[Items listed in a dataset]
begin
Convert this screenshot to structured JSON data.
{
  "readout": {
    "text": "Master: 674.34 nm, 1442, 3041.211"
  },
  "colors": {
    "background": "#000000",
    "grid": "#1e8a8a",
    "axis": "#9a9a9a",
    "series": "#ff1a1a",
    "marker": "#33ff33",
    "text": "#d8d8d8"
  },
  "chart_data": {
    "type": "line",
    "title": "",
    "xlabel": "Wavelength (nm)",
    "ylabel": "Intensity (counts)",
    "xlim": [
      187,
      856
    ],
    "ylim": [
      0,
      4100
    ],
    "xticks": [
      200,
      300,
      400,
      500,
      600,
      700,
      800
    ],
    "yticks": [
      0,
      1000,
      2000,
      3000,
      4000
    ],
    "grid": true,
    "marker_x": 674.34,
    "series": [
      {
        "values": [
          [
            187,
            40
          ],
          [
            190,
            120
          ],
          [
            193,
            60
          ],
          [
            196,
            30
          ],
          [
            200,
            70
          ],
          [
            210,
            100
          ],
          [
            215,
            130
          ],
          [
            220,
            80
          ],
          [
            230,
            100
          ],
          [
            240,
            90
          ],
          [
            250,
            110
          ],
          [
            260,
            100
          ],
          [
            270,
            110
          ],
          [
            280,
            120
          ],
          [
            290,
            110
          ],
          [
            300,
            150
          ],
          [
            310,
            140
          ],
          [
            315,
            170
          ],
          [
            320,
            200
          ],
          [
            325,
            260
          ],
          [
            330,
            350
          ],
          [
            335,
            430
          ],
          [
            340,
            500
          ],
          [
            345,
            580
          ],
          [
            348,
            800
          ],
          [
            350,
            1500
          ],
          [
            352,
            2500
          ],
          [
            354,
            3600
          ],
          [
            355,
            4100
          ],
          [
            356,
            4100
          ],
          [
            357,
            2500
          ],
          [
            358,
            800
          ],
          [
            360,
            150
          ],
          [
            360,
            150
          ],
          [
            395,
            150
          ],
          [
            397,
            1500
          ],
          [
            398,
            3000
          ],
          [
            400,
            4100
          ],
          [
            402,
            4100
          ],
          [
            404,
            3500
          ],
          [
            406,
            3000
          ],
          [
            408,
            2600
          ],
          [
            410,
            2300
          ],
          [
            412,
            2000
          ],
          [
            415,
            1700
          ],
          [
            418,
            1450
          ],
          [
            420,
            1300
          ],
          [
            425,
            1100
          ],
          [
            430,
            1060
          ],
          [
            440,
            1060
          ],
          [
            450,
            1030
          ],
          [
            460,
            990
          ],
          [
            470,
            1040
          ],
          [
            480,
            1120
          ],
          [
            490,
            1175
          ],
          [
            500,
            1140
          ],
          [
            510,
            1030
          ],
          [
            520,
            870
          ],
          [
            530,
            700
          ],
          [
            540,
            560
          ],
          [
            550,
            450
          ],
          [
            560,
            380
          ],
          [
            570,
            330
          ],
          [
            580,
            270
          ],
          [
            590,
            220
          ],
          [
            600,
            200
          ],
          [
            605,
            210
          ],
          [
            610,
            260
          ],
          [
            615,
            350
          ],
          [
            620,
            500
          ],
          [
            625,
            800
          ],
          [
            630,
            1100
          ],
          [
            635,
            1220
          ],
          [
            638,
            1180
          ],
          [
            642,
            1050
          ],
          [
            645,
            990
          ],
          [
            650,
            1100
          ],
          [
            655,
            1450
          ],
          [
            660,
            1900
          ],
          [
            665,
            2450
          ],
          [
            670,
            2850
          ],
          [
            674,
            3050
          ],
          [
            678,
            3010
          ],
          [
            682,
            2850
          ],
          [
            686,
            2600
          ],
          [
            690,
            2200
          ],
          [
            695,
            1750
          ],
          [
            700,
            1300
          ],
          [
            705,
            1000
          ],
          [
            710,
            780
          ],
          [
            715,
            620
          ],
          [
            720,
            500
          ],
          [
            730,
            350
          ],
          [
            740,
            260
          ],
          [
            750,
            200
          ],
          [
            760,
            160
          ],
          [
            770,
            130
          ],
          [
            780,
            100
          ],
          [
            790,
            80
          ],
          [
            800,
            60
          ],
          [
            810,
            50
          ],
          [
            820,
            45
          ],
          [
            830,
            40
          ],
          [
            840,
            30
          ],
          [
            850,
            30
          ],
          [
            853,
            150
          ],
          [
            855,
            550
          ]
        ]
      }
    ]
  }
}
end
— Written exercise —
Give the records above again, word for word.

— Reply —
Convert this screenshot to structured JSON data.
{
  "readout": {
    "text": "Master: 674.34 nm, 1442, 3041.211"
  },
  "colors": {
    "background": "#000000",
    "grid": "#1e8a8a",
    "axis": "#9a9a9a",
    "series": "#ff1a1a",
    "marker": "#33ff33",
    "text": "#d8d8d8"
  },
  "chart_data": {
    "type": "line",
    "title": "",
    "xlabel": "Wavelength (nm)",
    "ylabel": "Intensity (counts)",
    "xlim": [
      187,
      856
    ],
    "ylim": [
      0,
      4100
    ],
    "xticks": [
      200,
      300,
      400,
      500,
      600,
      700,
      800
    ],
    "yticks": [
      0,
      1000,
      2000,
      3000,
      4000
    ],
    "grid": true,
    "marker_x": 674.34,
    "series": [
      {
        "values": [
          [
            187,
            40
          ],
          [
            190,
            120
          ],
          [
            193,
            60
          ],
          [
            196,
            30
          ],
          [
            200,
            70
          ],
          [
            210,
            100
          ],
          [
            215,
            130
          ],
          [
            220,
            80
          ],
          [
            230,
            100
          ],
          [
            240,
            90
          ],
          [
            250,
            110
          ],
          [
            260,
            100
          ],
          [
            270,
            110
          ],
          [
            280,
            120
          ],
          [
            290,
            110
          ],
          [
            300,
            150
          ],
          [
            310,
            140
          ],
          [
            315,
            170
          ],
          [
            320,
            200
          ],
          [
            325,
            260
          ],
          [
            330,
            350
          ],
          [
            335,
            430
          ],
          [
            340,
            500
          ],
          [
            345,
            580
          ],
          [
            348,
            800
          ],
          [
            350,
            1500
          ],
          [
            352,
            2500
          ],
          [
            354,
            3600
          ],
          [
            355,
            4100
          ],
          [
            356,
            4100
          ],
          [
            357,
            2500
          ],
          [
            358,
            800
          ],
          [
            360,
            150
          ],
          [
            360,
            150
          ],
          [
            395,
            150
          ],
          [
            397,
            1500
          ],
          [
            398,
            3000
          ],
          [
            400,
            4100
          ],
          [
            402,
            4100
          ],
          [
            404,
            3500
          ],
          [
            406,
            3000
          ],
          [
            408,
            2600
          ],
          [
            410,
            2300
          ],
          [
            412,
            2000
          ],
          [
            415,
            1700
          ],
          [
            418,
            1450
          ],
          [
            420,
            1300
          ],
          [
            425,
            1100
          ],
          [
            430,
            1060
          ],
          [
            440,
            1060
          ],
          [
            450,
            1030
          ],
          [
            460,
            990
          ],
          [
            470,
            1040
          ],
          [
            480,
            1120
          ],
          [
            490,
            1175
          ],
          [
            500,
            1140
          ],
          [
            510,
            1030
          ],
          [
            520,
            870
          ],
          [
            530,
            700
          ],
          [
            540,
            560
          ],
          [
            550,
            450
          ],
          [
            560,
            380
          ],
          [
            570,
            330
          ],
          [
            580,
            270
          ],
          [
            590,
            220
          ],
          [
            600,
            200
          ],
          [
            605,
            210
          ],
          [
            610,
            260
          ],
          [
            615,
            350
          ],
          [
            620,
            500
          ],
          [
            625,
            800
          ],
          [
            630,
            1100
          ],
          [
            635,
            1220
          ],
          [
            638,
            1180
          ],
          [
            642,
            1050
          ],
          [
            645,
            990
          ],
          [
            650,
            1100
          ],
          [
            655,
            1450
          ],
          [
            660,
            1900
          ],
          [
            665,
            2450
          ],
          [
            670,
            2850
          ],
          [
            674,
            3050
          ],
          [
            678,
            3010
          ],
          [
            682,
            2850
          ],
          [
            686,
            2600
          ],
          [
            690,
            2200
          ],
          [
            695,
            1750
          ],
          [
            700,
            1300
          ],
          [
            705,
            1000
          ],
          [
            710,
            780
          ],
          [
            715,
            620
          ],
          [
            720,
            500
          ],
          [
            730,
            350
          ],
          [
            740,
            260
          ],
          [
            750,
            200
          ],
          [
            760,
            160
          ],
          [
            770,
            130
          ],
          [
            780,
            100
          ],
          [
            790,
            80
          ],
          [
            800,
            60
          ],
          [
            810,
            50
          ],
          [
            820,
            45
          ],
          [
            830,
            40
          ],
          [
            840,
            30
          ],
          [
            850,
            30
          ],
          [
            853,
            150
          ],
          [
            855,
            550
          ]
        ]
      }
    ]
  }
}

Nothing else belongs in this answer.